_Exercise prompt:_ Each word in the data below should be copied exactly; the images should not.

(Beginning of Given entries)

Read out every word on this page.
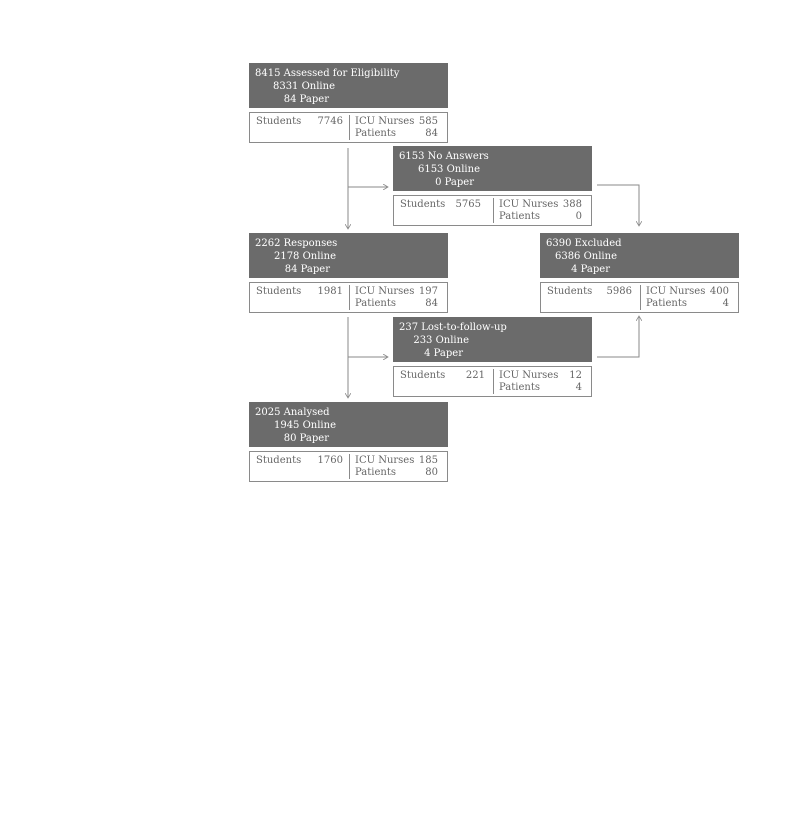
8415 Assessed for Eligibility
8331 Online
84 Paper
Students 7746 ICU Nurses 585
Patients	84
6153 No Answers
6153 Online
0 Paper
Students 5765 ICU Nurses 388
Patients	0
2262 Responses
2178 Online
84 Paper
Students 1981 ICU Nurses 197
Patients	84
6390 Excluded
6386 Online
4 Paper
Students 5986 ICU Nurses 400
Patients	4
237 Lost-to-follow-up
233 Online
4 Paper
Students 221 ICU Nurses 12
Patients	4
2025 Analysed
1945 Online
80 Paper
Students 1760 ICU Nurses 185
Patients	80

(End of Given entries)

_Answer:_
Read out every word on this page.
8415 Assessed for Eligibility
8331 Online
84 Paper
Students 7746 ICU Nurses 585
Patients	84
6153 No Answers
6153 Online
0 Paper
Students 5765 ICU Nurses 388
Patients	0
2262 Responses
2178 Online
84 Paper
Students 1981 ICU Nurses 197
Patients	84
6390 Excluded
6386 Online
4 Paper
Students 5986 ICU Nurses 400
Patients	4
237 Lost-to-follow-up
233 Online
4 Paper
Students 221 ICU Nurses 12
Patients	4
2025 Analysed
1945 Online
80 Paper
Students 1760 ICU Nurses 185
Patients	80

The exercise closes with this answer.